• _Listed entries_
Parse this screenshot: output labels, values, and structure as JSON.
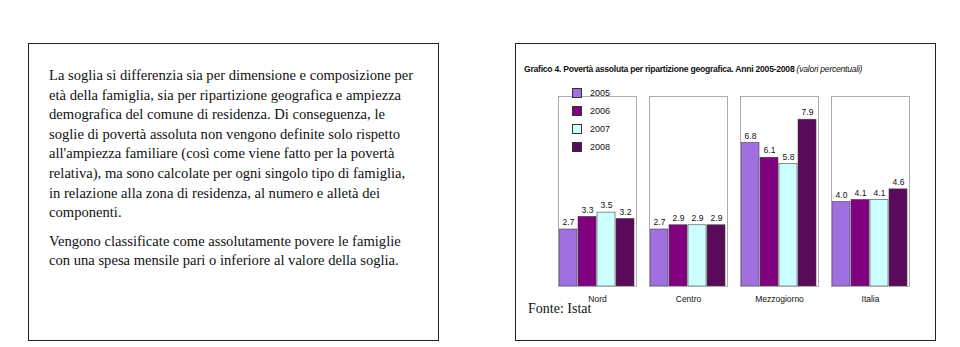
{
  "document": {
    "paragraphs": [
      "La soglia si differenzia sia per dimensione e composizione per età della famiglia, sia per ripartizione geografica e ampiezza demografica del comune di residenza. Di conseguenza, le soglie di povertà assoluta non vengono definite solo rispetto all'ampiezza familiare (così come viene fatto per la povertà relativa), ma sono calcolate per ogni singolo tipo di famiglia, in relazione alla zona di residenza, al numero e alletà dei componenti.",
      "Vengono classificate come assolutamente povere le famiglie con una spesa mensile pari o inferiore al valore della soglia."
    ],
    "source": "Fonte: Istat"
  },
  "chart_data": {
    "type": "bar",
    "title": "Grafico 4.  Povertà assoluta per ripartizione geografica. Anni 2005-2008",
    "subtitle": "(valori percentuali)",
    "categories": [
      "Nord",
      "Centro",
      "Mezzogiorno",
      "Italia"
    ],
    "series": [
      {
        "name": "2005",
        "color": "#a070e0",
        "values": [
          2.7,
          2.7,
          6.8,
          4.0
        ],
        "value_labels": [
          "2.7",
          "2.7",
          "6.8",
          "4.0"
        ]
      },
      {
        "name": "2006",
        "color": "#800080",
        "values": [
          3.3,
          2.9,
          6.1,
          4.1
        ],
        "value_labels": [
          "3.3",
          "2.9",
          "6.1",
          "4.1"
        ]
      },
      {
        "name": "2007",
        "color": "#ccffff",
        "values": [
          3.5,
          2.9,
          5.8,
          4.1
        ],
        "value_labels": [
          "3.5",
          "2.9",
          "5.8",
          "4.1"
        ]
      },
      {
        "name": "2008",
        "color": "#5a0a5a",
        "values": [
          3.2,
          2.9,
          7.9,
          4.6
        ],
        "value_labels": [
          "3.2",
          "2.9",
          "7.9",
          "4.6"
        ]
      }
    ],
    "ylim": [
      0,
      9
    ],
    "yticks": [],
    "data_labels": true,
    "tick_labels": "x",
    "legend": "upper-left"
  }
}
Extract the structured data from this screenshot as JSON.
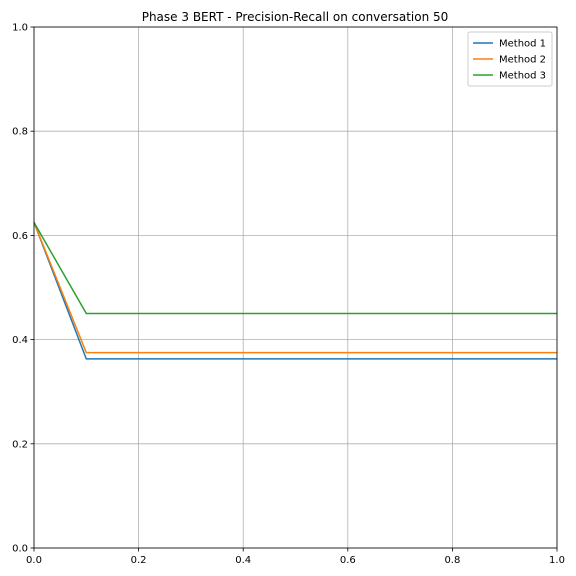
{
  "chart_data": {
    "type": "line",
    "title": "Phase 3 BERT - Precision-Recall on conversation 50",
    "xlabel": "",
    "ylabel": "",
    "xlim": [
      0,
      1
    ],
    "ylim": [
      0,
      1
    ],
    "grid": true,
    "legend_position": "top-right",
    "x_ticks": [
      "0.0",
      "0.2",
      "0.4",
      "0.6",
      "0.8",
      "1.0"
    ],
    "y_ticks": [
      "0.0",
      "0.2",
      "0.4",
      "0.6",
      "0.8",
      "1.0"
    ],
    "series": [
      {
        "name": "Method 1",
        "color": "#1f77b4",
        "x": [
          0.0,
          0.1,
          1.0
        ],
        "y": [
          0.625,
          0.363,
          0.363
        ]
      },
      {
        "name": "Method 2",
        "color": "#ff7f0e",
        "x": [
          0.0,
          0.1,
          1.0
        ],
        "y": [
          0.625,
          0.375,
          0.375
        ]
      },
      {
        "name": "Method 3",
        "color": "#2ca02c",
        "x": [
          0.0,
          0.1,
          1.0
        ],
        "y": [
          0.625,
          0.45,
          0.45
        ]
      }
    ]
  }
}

• _Given request_
Leaving the pictures aside, transcribe the entire listing exactly.

• _Solved exercise_
Parse this screenshot: output labels, values, and structure as JSON.
{
  "document": {
    "paragraphs": [
      "La soglia si differenzia sia per dimensione e composizione per età della famiglia, sia per ripartizione geografica e ampiezza demografica del comune di residenza. Di conseguenza, le soglie di povertà assoluta non vengono definite solo rispetto all'ampiezza familiare (così come viene fatto per la povertà relativa), ma sono calcolate per ogni singolo tipo di famiglia, in relazione alla zona di residenza, al numero e alletà dei componenti.",
      "Vengono classificate come assolutamente povere le famiglie con una spesa mensile pari o inferiore al valore della soglia."
    ],
    "source": "Fonte: Istat"
  },
  "chart_data": {
    "type": "bar",
    "title": "Grafico 4.  Povertà assoluta per ripartizione geografica. Anni 2005-2008",
    "subtitle": "(valori percentuali)",
    "categories": [
      "Nord",
      "Centro",
      "Mezzogiorno",
      "Italia"
    ],
    "series": [
      {
        "name": "2005",
        "color": "#a070e0",
        "values": [
          2.7,
          2.7,
          6.8,
          4.0
        ],
        "value_labels": [
          "2.7",
          "2.7",
          "6.8",
          "4.0"
        ]
      },
      {
        "name": "2006",
        "color": "#800080",
        "values": [
          3.3,
          2.9,
          6.1,
          4.1
        ],
        "value_labels": [
          "3.3",
          "2.9",
          "6.1",
          "4.1"
        ]
      },
      {
        "name": "2007",
        "color": "#ccffff",
        "values": [
          3.5,
          2.9,
          5.8,
          4.1
        ],
        "value_labels": [
          "3.5",
          "2.9",
          "5.8",
          "4.1"
        ]
      },
      {
        "name": "2008",
        "color": "#5a0a5a",
        "values": [
          3.2,
          2.9,
          7.9,
          4.6
        ],
        "value_labels": [
          "3.2",
          "2.9",
          "7.9",
          "4.6"
        ]
      }
    ],
    "ylim": [
      0,
      9
    ],
    "yticks": [],
    "data_labels": true,
    "tick_labels": "x",
    "legend": "upper-left"
  }
}
Extract the structured data from this screenshot as JSON.
{
  "chart_data": {
    "type": "line",
    "title": "Phase 3 BERT - Precision-Recall on conversation 50",
    "xlabel": "",
    "ylabel": "",
    "xlim": [
      0,
      1
    ],
    "ylim": [
      0,
      1
    ],
    "grid": true,
    "legend_position": "top-right",
    "x_ticks": [
      "0.0",
      "0.2",
      "0.4",
      "0.6",
      "0.8",
      "1.0"
    ],
    "y_ticks": [
      "0.0",
      "0.2",
      "0.4",
      "0.6",
      "0.8",
      "1.0"
    ],
    "series": [
      {
        "name": "Method 1",
        "color": "#1f77b4",
        "x": [
          0.0,
          0.1,
          1.0
        ],
        "y": [
          0.625,
          0.363,
          0.363
        ]
      },
      {
        "name": "Method 2",
        "color": "#ff7f0e",
        "x": [
          0.0,
          0.1,
          1.0
        ],
        "y": [
          0.625,
          0.375,
          0.375
        ]
      },
      {
        "name": "Method 3",
        "color": "#2ca02c",
        "x": [
          0.0,
          0.1,
          1.0
        ],
        "y": [
          0.625,
          0.45,
          0.45
        ]
      }
    ]
  }
}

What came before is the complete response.